## SOURCE EXTRACT

——————————

Cryonics Institute
- Founded: 4 April 1976; (50 years ago);
- Founder: Robert Ettinger
- Tax ID no.: 38-2157001
- Location: 24355 Sorrentino Court, Charter Township of Clinton, Michigan 48035;
- Region served: Global
- Key people: Dennis Kowalski, Andy Zawacki, Mike McCauley
- Website: www.cryonics.org

= Cryonics Institute =

Human and pet preservation by freezing

The Cryonics Institute (CI) is an American nonprofit foundation that provides cryonics services. CI freezes deceased humans and pets in liquid nitrogen with the hope of restoring them with technology in the future.

== History ==
The Cryonics Institute was founded by the “Father of Cryonics” Robert Ettinger on April 4, 1976, in Detroit, Michigan, where he served as president until 2003. Ettinger introduced the concept of cryonics with the publication of his book “The Prospect of Immortality” published in 1962. Operations moved to Clinton Township, Michigan in 1993, where it is currently located.
The Cryonics Institute currently has 2,322 members worldwide, of which 278 have already been cryopreserved, making it the largest cryonics provider in the world.

== Operations and procedures ==
The cryonics procedure performed by the Cryonics Institute begins with a process called vitrification where the body is perfused with cryoprotective agents to protect against damage in the freezing process. After this, the body is cooled to -196°C over a day or two days in a computer-controlled chamber before being placed in a long-term storage container filled with liquid nitrogen. The Cryonics Institute utilizes storage units called cryostats, and each unit contains up to eight people. The process can take place only once the person has been declared legally dead. Ideally, the process begins within two minutes of the heart-stopping and no more than 15.

——————————

## INFORMATION GIVEN
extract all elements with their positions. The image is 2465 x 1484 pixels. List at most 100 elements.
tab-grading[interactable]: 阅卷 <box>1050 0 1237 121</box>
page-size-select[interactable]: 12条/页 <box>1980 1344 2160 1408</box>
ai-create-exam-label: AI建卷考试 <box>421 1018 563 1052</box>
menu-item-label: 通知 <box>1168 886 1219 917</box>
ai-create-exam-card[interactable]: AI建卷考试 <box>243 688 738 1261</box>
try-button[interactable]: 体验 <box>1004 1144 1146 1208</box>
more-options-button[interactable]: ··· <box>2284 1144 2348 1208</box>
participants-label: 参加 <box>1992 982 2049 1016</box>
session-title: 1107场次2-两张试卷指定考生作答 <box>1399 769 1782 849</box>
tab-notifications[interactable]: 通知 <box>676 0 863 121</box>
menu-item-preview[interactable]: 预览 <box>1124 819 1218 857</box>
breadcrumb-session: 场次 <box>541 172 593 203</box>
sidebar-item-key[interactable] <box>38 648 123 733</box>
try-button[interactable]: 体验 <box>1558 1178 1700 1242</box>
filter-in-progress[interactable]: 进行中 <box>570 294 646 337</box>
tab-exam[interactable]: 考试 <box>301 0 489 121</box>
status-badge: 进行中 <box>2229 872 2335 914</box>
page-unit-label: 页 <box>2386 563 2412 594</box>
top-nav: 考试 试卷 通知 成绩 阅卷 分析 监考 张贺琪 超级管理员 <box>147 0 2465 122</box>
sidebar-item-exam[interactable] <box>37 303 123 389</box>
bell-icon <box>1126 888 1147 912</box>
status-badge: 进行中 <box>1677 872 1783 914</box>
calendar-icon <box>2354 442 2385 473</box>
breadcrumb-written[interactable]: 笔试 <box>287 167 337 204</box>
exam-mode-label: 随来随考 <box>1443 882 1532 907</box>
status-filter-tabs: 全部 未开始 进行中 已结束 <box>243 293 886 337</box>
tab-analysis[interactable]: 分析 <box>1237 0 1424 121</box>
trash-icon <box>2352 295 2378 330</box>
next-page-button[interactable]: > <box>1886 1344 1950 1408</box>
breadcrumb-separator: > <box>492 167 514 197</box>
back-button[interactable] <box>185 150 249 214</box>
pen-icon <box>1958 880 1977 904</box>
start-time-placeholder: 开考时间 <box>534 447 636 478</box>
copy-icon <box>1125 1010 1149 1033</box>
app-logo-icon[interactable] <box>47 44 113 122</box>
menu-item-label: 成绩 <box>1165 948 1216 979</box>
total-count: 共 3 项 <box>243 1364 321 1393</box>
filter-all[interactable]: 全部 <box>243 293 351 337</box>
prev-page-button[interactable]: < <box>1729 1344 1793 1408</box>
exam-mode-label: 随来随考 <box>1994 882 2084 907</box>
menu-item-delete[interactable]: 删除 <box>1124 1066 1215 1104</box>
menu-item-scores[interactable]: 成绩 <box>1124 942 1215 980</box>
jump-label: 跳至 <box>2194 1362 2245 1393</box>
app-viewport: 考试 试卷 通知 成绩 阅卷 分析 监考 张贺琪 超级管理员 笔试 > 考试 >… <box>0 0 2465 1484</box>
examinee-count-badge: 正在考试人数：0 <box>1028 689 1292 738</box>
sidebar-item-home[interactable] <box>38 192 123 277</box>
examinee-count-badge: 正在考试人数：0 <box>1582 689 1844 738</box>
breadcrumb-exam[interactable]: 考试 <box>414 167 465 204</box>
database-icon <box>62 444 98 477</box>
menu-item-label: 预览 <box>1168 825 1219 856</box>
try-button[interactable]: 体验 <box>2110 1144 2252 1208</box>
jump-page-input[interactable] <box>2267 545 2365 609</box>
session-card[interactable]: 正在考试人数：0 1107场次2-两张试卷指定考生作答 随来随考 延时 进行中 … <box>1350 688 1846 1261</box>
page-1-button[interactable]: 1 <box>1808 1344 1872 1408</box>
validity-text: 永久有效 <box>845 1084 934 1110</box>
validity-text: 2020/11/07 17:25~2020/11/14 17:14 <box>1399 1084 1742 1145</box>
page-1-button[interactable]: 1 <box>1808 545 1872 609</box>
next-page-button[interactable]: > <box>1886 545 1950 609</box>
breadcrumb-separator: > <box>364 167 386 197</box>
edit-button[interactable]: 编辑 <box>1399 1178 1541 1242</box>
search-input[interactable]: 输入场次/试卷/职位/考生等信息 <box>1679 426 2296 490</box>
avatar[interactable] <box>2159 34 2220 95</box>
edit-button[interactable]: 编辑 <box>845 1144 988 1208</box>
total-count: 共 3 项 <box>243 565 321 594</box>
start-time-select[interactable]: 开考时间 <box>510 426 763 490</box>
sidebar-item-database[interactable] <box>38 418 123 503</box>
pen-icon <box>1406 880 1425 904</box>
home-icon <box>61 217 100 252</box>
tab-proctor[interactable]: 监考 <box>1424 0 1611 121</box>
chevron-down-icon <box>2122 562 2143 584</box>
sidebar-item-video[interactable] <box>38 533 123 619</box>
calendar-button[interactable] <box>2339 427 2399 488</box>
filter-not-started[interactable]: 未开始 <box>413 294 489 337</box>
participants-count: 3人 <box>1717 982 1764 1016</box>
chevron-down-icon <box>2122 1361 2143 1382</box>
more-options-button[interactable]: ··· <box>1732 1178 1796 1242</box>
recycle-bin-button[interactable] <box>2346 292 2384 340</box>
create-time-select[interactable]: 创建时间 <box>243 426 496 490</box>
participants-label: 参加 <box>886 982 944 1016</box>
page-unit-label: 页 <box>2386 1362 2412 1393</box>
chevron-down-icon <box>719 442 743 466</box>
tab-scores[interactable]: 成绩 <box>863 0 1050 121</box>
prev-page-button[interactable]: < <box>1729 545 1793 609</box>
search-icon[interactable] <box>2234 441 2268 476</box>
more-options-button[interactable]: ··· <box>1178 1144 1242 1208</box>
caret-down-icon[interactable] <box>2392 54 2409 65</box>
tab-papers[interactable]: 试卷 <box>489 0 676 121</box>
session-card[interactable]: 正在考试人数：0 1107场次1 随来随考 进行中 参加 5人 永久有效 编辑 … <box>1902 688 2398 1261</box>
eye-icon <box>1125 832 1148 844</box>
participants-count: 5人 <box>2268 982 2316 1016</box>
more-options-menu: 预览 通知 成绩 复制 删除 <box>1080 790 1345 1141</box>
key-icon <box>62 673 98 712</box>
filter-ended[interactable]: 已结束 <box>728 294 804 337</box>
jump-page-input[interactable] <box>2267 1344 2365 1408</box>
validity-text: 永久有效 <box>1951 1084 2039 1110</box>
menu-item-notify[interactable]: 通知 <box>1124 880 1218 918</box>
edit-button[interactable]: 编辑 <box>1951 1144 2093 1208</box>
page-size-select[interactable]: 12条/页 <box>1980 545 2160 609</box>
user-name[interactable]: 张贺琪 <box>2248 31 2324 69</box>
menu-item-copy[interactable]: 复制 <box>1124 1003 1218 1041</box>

——————————

## ACTION ITEM
Write out the part of the Cryonics Institute text starting with "The Cryonics Institute currently" and going on through "in the world.", word for word.

## RESPONSE AREA
The Cryonics Institute currently has 2,322 members worldwide, of which 278 have already been cryopreserved, making it the largest cryonics provider in the world.